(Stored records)
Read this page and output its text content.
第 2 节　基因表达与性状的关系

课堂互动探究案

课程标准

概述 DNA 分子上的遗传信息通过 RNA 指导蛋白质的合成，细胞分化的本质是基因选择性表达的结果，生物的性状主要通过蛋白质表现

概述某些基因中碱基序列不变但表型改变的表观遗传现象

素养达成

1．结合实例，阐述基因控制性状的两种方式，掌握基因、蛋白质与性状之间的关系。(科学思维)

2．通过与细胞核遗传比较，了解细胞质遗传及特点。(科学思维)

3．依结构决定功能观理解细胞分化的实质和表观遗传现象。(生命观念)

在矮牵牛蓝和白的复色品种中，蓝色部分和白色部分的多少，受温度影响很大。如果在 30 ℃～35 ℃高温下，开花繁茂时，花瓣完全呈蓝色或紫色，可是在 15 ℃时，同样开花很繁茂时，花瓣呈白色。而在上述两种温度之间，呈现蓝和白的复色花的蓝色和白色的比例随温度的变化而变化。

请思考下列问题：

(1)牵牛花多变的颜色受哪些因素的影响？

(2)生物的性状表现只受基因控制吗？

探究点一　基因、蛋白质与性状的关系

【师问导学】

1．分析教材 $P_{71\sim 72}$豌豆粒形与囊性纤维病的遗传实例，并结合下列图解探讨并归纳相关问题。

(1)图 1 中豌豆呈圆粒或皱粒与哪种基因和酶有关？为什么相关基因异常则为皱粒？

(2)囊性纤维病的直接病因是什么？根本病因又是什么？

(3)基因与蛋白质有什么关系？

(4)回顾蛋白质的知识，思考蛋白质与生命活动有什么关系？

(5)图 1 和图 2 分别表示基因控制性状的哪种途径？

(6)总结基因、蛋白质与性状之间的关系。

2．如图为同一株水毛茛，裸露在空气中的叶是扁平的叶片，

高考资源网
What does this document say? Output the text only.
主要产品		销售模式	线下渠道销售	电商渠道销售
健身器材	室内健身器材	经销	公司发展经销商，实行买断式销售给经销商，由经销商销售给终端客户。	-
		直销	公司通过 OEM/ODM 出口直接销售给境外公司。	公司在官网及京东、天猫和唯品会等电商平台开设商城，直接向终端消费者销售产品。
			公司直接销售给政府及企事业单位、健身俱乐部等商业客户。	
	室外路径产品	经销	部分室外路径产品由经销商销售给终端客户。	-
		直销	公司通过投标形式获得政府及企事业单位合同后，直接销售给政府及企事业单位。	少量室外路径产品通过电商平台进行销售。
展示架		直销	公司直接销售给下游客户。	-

■ TASK REQUIREMENTS: Type out the entries again, word for word.

■ ANSWER TO THE EXERCISE:
Read this page and output its text content.
第 2 节　基因表达与性状的关系

课堂互动探究案

课程标准

概述 DNA 分子上的遗传信息通过 RNA 指导蛋白质的合成，细胞分化的本质是基因选择性表达的结果，生物的性状主要通过蛋白质表现

概述某些基因中碱基序列不变但表型改变的表观遗传现象

素养达成

1．结合实例，阐述基因控制性状的两种方式，掌握基因、蛋白质与性状之间的关系。(科学思维)

2．通过与细胞核遗传比较，了解细胞质遗传及特点。(科学思维)

3．依结构决定功能观理解细胞分化的实质和表观遗传现象。(生命观念)

在矮牵牛蓝和白的复色品种中，蓝色部分和白色部分的多少，受温度影响很大。如果在 30 ℃～35 ℃高温下，开花繁茂时，花瓣完全呈蓝色或紫色，可是在 15 ℃时，同样开花很繁茂时，花瓣呈白色。而在上述两种温度之间，呈现蓝和白的复色花的蓝色和白色的比例随温度的变化而变化。

请思考下列问题：

(1)牵牛花多变的颜色受哪些因素的影响？

(2)生物的性状表现只受基因控制吗？

探究点一　基因、蛋白质与性状的关系

【师问导学】

1．分析教材 $P_{71\sim 72}$豌豆粒形与囊性纤维病的遗传实例，并结合下列图解探讨并归纳相关问题。

(1)图 1 中豌豆呈圆粒或皱粒与哪种基因和酶有关？为什么相关基因异常则为皱粒？

(2)囊性纤维病的直接病因是什么？根本病因又是什么？

(3)基因与蛋白质有什么关系？

(4)回顾蛋白质的知识，思考蛋白质与生命活动有什么关系？

(5)图 1 和图 2 分别表示基因控制性状的哪种途径？

(6)总结基因、蛋白质与性状之间的关系。

2．如图为同一株水毛茛，裸露在空气中的叶是扁平的叶片，

高考资源网
What does this document say? Output the text only.
主要产品		销售模式	线下渠道销售	电商渠道销售
健身器材	室内健身器材	经销	公司发展经销商，实行买断式销售给经销商，由经销商销售给终端客户。	-
		直销	公司通过 OEM/ODM 出口直接销售给境外公司。	公司在官网及京东、天猫和唯品会等电商平台开设商城，直接向终端消费者销售产品。
			公司直接销售给政府及企事业单位、健身俱乐部等商业客户。	
	室外路径产品	经销	部分室外路径产品由经销商销售给终端客户。	-
		直销	公司通过投标形式获得政府及企事业单位合同后，直接销售给政府及企事业单位。	少量室外路径产品通过电商平台进行销售。
展示架		直销	公司直接销售给下游客户。	-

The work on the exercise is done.